Stored data entries:

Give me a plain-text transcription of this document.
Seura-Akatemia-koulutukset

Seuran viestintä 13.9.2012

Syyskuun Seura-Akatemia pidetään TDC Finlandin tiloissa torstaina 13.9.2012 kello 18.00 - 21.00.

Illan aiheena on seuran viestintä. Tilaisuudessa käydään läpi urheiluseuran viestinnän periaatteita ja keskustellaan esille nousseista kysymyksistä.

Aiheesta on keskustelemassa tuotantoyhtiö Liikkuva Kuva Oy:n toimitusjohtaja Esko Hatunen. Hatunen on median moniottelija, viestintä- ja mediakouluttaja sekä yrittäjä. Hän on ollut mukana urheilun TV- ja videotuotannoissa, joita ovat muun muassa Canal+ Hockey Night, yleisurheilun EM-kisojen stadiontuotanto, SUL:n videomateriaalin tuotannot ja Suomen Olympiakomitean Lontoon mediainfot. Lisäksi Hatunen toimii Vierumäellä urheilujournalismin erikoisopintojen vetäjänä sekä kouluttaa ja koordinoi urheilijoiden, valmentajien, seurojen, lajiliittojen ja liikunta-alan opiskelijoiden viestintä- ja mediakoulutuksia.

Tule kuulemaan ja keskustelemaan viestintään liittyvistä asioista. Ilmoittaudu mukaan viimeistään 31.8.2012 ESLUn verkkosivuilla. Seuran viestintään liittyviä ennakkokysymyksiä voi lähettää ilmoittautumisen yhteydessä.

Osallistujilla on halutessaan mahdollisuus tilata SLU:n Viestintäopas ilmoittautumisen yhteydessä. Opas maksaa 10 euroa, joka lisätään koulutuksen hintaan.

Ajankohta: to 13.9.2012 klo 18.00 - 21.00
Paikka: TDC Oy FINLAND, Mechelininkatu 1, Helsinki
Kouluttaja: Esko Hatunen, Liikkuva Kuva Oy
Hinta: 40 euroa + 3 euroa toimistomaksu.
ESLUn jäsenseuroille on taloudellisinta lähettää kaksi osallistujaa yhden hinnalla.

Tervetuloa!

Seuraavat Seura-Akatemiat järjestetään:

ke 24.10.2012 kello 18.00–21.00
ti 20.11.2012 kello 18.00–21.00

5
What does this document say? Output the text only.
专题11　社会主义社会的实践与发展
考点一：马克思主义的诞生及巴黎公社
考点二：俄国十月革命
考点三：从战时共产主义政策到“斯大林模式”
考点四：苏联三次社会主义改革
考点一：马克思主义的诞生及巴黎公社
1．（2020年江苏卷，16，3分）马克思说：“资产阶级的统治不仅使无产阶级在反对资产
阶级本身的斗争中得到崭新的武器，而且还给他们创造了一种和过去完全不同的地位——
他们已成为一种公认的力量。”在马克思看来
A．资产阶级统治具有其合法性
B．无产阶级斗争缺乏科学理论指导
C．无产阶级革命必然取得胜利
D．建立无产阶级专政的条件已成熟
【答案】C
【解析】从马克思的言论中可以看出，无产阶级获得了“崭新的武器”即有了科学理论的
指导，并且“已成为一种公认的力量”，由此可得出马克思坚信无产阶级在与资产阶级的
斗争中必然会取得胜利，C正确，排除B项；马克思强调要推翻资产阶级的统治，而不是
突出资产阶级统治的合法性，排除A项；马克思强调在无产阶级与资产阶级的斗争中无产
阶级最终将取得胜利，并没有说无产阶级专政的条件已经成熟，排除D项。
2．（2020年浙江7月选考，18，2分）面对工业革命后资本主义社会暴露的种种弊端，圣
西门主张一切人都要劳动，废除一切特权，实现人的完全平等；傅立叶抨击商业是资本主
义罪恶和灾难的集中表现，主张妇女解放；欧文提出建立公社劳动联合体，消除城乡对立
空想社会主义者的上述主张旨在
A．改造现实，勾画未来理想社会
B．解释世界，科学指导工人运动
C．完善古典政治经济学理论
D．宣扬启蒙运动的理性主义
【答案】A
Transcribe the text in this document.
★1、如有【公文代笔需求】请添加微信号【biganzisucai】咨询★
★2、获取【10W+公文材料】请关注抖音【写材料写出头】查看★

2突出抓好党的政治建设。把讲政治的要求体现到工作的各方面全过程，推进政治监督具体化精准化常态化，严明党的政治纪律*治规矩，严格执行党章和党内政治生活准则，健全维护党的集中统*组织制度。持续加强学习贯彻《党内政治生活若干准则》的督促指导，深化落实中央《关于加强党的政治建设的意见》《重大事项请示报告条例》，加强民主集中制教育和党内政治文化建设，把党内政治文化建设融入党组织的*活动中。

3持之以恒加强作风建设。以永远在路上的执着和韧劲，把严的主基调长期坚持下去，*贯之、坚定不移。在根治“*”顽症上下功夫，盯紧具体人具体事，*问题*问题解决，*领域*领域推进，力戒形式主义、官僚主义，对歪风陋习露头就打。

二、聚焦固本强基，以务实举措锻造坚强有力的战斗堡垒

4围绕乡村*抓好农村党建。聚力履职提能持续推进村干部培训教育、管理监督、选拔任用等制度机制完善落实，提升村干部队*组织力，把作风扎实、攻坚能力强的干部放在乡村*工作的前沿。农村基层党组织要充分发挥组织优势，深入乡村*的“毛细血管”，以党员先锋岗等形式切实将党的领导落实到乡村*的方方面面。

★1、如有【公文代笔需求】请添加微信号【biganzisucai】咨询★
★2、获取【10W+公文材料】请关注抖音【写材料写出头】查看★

Problem to work on:
Please output the entries above, every line exactly as it reads.

Response to this task:
Give me a plain-text transcription of this document.
Seura-Akatemia-koulutukset

Seuran viestintä 13.9.2012

Syyskuun Seura-Akatemia pidetään TDC Finlandin tiloissa torstaina 13.9.2012 kello 18.00 - 21.00.

Illan aiheena on seuran viestintä. Tilaisuudessa käydään läpi urheiluseuran viestinnän periaatteita ja keskustellaan esille nousseista kysymyksistä.

Aiheesta on keskustelemassa tuotantoyhtiö Liikkuva Kuva Oy:n toimitusjohtaja Esko Hatunen. Hatunen on median moniottelija, viestintä- ja mediakouluttaja sekä yrittäjä. Hän on ollut mukana urheilun TV- ja videotuotannoissa, joita ovat muun muassa Canal+ Hockey Night, yleisurheilun EM-kisojen stadiontuotanto, SUL:n videomateriaalin tuotannot ja Suomen Olympiakomitean Lontoon mediainfot. Lisäksi Hatunen toimii Vierumäellä urheilujournalismin erikoisopintojen vetäjänä sekä kouluttaa ja koordinoi urheilijoiden, valmentajien, seurojen, lajiliittojen ja liikunta-alan opiskelijoiden viestintä- ja mediakoulutuksia.

Tule kuulemaan ja keskustelemaan viestintään liittyvistä asioista. Ilmoittaudu mukaan viimeistään 31.8.2012 ESLUn verkkosivuilla. Seuran viestintään liittyviä ennakkokysymyksiä voi lähettää ilmoittautumisen yhteydessä.

Osallistujilla on halutessaan mahdollisuus tilata SLU:n Viestintäopas ilmoittautumisen yhteydessä. Opas maksaa 10 euroa, joka lisätään koulutuksen hintaan.

Ajankohta: to 13.9.2012 klo 18.00 - 21.00
Paikka: TDC Oy FINLAND, Mechelininkatu 1, Helsinki
Kouluttaja: Esko Hatunen, Liikkuva Kuva Oy
Hinta: 40 euroa + 3 euroa toimistomaksu.
ESLUn jäsenseuroille on taloudellisinta lähettää kaksi osallistujaa yhden hinnalla.

Tervetuloa!

Seuraavat Seura-Akatemiat järjestetään:

ke 24.10.2012 kello 18.00–21.00
ti 20.11.2012 kello 18.00–21.00

5
What does this document say? Output the text only.
专题11　社会主义社会的实践与发展
考点一：马克思主义的诞生及巴黎公社
考点二：俄国十月革命
考点三：从战时共产主义政策到“斯大林模式”
考点四：苏联三次社会主义改革
考点一：马克思主义的诞生及巴黎公社
1．（2020年江苏卷，16，3分）马克思说：“资产阶级的统治不仅使无产阶级在反对资产
阶级本身的斗争中得到崭新的武器，而且还给他们创造了一种和过去完全不同的地位——
他们已成为一种公认的力量。”在马克思看来
A．资产阶级统治具有其合法性
B．无产阶级斗争缺乏科学理论指导
C．无产阶级革命必然取得胜利
D．建立无产阶级专政的条件已成熟
【答案】C
【解析】从马克思的言论中可以看出，无产阶级获得了“崭新的武器”即有了科学理论的
指导，并且“已成为一种公认的力量”，由此可得出马克思坚信无产阶级在与资产阶级的
斗争中必然会取得胜利，C正确，排除B项；马克思强调要推翻资产阶级的统治，而不是
突出资产阶级统治的合法性，排除A项；马克思强调在无产阶级与资产阶级的斗争中无产
阶级最终将取得胜利，并没有说无产阶级专政的条件已经成熟，排除D项。
2．（2020年浙江7月选考，18，2分）面对工业革命后资本主义社会暴露的种种弊端，圣
西门主张一切人都要劳动，废除一切特权，实现人的完全平等；傅立叶抨击商业是资本主
义罪恶和灾难的集中表现，主张妇女解放；欧文提出建立公社劳动联合体，消除城乡对立
空想社会主义者的上述主张旨在
A．改造现实，勾画未来理想社会
B．解释世界，科学指导工人运动
C．完善古典政治经济学理论
D．宣扬启蒙运动的理性主义
【答案】A
Transcribe the text in this document.
★1、如有【公文代笔需求】请添加微信号【biganzisucai】咨询★
★2、获取【10W+公文材料】请关注抖音【写材料写出头】查看★

2突出抓好党的政治建设。把讲政治的要求体现到工作的各方面全过程，推进政治监督具体化精准化常态化，严明党的政治纪律*治规矩，严格执行党章和党内政治生活准则，健全维护党的集中统*组织制度。持续加强学习贯彻《党内政治生活若干准则》的督促指导，深化落实中央《关于加强党的政治建设的意见》《重大事项请示报告条例》，加强民主集中制教育和党内政治文化建设，把党内政治文化建设融入党组织的*活动中。

3持之以恒加强作风建设。以永远在路上的执着和韧劲，把严的主基调长期坚持下去，*贯之、坚定不移。在根治“*”顽症上下功夫，盯紧具体人具体事，*问题*问题解决，*领域*领域推进，力戒形式主义、官僚主义，对歪风陋习露头就打。

二、聚焦固本强基，以务实举措锻造坚强有力的战斗堡垒

4围绕乡村*抓好农村党建。聚力履职提能持续推进村干部培训教育、管理监督、选拔任用等制度机制完善落实，提升村干部队*组织力，把作风扎实、攻坚能力强的干部放在乡村*工作的前沿。农村基层党组织要充分发挥组织优势，深入乡村*的“毛细血管”，以党员先锋岗等形式切实将党的领导落实到乡村*的方方面面。

★1、如有【公文代笔需求】请添加微信号【biganzisucai】咨询★
★2、获取【10W+公文材料】请关注抖音【写材料写出头】查看★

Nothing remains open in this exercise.